**RECORDED INFORMATION:**
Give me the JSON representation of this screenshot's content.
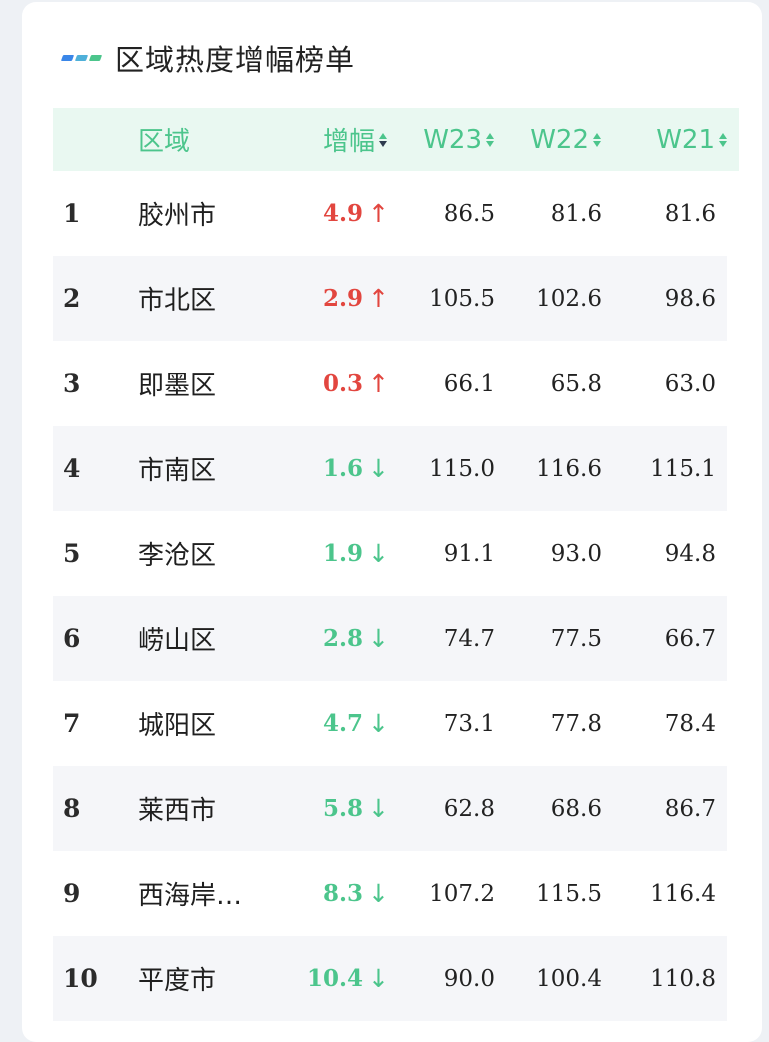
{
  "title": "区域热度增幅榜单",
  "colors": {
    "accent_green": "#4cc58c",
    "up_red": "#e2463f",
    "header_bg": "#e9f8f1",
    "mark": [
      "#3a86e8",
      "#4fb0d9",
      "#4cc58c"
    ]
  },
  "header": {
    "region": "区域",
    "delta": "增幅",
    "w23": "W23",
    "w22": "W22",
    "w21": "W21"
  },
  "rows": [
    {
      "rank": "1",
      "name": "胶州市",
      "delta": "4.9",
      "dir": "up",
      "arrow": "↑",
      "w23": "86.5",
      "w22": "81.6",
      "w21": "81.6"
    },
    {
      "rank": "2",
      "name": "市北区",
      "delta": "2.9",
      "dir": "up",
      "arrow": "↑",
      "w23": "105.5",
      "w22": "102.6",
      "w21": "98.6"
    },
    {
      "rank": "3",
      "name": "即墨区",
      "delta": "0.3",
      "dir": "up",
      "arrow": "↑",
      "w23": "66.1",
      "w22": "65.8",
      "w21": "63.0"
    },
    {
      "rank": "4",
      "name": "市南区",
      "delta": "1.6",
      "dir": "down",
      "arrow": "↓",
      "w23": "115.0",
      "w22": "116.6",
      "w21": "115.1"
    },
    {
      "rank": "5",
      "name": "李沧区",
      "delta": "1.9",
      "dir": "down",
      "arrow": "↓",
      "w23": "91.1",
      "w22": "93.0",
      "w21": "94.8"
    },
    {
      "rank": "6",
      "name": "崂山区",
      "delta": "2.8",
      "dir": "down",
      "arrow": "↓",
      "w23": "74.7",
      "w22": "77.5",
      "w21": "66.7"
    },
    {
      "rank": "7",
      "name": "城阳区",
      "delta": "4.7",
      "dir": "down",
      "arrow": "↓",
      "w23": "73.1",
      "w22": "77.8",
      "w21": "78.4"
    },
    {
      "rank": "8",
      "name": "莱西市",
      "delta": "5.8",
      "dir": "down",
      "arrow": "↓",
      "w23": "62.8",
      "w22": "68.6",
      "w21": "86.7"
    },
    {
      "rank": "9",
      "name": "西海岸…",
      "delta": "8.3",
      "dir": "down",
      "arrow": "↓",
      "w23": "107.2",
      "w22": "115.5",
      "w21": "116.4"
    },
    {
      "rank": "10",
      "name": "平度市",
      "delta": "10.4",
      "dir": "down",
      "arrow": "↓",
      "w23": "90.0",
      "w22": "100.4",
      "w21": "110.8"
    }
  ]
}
--
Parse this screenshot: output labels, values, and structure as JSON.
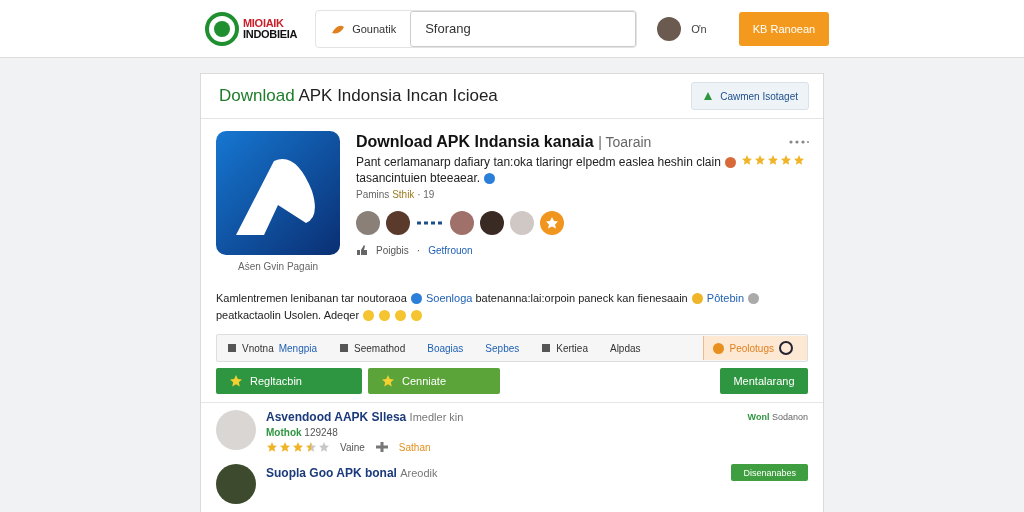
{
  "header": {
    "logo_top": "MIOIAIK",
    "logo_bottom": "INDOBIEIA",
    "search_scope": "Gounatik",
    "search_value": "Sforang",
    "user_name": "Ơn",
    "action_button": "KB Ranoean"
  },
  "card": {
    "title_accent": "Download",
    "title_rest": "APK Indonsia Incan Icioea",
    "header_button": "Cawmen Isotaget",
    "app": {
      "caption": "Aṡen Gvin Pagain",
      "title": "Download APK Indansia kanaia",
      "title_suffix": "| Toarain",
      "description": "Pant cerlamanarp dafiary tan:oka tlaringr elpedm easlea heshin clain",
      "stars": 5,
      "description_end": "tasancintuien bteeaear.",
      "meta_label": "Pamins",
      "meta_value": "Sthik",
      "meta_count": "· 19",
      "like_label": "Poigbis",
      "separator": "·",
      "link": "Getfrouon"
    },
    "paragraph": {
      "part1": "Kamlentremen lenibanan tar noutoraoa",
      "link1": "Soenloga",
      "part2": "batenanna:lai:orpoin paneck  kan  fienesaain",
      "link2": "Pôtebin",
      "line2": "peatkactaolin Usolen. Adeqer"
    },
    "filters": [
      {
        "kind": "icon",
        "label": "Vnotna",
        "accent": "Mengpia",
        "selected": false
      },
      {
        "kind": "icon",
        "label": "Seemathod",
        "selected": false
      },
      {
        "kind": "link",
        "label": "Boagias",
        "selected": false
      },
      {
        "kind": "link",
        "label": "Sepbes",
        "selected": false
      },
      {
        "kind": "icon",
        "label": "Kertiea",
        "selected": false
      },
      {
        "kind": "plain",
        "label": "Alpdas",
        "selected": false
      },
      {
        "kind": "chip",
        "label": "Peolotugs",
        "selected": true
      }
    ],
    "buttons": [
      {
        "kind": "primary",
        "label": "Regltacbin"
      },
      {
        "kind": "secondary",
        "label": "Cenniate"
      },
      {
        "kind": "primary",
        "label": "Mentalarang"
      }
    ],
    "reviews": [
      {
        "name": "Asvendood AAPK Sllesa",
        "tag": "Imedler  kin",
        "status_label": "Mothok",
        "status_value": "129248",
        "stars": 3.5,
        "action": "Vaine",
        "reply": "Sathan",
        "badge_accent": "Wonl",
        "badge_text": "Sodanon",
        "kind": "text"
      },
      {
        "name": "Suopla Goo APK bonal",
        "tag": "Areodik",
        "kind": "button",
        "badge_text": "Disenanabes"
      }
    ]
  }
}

**PROMPT:**
Pick out every line holding the string "screenshot" and return it.

**CORRECT OUTPUT:**
Give me the JSON representation of this screenshot's content.
Parse this screenshot: output labels, values, and structure as JSON.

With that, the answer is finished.